_Task goal_:
Read the lines below. Copy out any that hold the string "this".

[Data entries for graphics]
------
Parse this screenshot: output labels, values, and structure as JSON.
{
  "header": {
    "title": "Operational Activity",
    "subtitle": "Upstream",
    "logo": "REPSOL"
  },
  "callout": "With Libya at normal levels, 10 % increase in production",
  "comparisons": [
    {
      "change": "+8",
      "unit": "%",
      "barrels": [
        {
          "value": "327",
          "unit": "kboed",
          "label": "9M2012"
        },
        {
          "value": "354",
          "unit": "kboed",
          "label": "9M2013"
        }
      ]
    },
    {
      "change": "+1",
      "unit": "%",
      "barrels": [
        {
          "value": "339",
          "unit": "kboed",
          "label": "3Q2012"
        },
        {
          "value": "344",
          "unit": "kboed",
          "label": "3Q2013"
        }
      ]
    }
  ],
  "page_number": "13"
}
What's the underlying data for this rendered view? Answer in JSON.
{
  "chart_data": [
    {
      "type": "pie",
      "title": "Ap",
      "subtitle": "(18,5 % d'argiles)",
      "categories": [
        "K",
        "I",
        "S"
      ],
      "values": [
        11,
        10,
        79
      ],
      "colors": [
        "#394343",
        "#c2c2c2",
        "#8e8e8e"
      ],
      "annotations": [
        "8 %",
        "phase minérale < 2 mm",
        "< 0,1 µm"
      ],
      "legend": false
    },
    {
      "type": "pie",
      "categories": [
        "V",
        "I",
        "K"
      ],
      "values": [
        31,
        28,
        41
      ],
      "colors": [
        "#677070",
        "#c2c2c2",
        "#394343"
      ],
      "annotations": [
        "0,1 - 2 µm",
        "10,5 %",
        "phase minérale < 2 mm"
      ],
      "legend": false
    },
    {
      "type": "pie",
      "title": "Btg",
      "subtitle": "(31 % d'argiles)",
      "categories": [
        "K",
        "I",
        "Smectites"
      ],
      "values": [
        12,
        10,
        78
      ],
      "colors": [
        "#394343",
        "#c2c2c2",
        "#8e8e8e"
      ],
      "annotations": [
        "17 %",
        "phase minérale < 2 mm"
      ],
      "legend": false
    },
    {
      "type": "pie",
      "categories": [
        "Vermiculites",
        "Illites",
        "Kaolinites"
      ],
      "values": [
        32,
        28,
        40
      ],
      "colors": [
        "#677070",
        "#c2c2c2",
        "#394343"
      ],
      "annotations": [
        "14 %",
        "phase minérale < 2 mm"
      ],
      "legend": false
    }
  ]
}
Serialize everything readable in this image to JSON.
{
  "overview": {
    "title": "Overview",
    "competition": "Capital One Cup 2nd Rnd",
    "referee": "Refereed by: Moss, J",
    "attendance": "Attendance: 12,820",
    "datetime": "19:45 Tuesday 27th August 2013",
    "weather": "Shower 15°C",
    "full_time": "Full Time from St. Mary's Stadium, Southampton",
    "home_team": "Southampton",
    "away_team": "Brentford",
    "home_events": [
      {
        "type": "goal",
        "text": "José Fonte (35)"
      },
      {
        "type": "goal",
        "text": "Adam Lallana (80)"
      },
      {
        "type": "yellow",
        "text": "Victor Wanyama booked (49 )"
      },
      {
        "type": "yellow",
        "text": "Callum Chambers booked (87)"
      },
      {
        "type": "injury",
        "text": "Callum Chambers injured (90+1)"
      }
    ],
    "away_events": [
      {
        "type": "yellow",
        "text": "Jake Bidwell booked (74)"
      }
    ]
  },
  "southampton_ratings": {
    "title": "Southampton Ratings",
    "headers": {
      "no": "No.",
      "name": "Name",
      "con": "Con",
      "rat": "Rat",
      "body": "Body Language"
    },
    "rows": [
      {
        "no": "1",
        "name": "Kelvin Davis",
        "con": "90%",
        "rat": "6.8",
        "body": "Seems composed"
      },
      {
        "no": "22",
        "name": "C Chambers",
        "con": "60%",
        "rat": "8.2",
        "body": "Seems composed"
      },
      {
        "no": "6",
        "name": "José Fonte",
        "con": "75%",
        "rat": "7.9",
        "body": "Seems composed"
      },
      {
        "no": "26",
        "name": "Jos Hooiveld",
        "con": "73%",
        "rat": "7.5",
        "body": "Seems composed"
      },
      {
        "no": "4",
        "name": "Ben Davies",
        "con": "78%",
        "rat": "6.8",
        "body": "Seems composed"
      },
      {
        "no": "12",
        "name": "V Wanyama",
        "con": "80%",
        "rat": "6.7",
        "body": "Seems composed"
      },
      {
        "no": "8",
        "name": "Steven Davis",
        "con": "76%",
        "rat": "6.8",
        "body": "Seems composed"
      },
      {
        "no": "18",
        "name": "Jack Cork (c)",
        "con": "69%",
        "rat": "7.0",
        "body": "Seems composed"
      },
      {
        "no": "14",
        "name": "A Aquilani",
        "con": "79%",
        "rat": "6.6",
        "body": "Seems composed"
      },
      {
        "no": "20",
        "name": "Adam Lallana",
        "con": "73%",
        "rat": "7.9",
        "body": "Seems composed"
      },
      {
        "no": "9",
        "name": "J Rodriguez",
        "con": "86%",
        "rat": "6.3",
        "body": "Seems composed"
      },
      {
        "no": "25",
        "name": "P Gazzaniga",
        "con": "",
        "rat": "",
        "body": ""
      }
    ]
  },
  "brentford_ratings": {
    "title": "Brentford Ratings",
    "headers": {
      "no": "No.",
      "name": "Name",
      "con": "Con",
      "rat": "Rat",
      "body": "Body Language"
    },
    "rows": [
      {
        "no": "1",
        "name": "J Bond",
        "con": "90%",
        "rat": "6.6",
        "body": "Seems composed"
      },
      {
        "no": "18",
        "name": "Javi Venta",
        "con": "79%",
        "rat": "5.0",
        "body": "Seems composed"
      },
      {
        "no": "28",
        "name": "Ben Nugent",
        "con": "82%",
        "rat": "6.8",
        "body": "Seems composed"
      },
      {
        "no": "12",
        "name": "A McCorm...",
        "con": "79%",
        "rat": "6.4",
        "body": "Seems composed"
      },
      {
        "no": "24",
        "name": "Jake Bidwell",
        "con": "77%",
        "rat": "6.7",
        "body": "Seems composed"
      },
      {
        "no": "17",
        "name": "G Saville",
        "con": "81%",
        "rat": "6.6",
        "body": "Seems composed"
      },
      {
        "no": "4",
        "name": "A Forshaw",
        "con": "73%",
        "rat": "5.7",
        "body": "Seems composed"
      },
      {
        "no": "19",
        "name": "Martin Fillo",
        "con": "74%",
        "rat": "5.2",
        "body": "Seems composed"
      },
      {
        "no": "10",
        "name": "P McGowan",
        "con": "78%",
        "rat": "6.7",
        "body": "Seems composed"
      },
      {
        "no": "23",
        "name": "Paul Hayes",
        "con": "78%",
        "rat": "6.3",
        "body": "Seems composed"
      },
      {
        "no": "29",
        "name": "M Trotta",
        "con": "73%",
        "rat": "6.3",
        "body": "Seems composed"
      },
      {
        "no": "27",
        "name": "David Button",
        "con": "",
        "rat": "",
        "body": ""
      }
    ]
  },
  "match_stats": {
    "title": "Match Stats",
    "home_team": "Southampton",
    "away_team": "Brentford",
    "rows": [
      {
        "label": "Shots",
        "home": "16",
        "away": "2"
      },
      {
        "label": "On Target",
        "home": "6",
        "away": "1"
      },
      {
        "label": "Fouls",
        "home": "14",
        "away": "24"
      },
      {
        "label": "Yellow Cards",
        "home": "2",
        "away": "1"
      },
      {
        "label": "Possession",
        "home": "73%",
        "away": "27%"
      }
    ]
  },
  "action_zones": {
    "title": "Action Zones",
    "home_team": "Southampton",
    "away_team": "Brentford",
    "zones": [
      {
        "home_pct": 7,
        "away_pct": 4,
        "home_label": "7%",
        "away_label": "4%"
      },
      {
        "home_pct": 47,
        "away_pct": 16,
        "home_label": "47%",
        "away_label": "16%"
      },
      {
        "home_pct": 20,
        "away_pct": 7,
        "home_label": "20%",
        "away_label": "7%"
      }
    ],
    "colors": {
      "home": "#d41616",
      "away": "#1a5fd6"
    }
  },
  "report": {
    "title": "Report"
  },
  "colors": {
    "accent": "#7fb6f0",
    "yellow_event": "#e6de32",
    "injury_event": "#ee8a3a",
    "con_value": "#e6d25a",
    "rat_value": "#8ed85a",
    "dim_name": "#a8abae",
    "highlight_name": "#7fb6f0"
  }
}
------
_Written solution_:
Parse this screenshot: output labels, values, and structure as JSON.
What's the underlying data for this rendered view? Answer in JSON.
Serialize everything readable in this image to JSON.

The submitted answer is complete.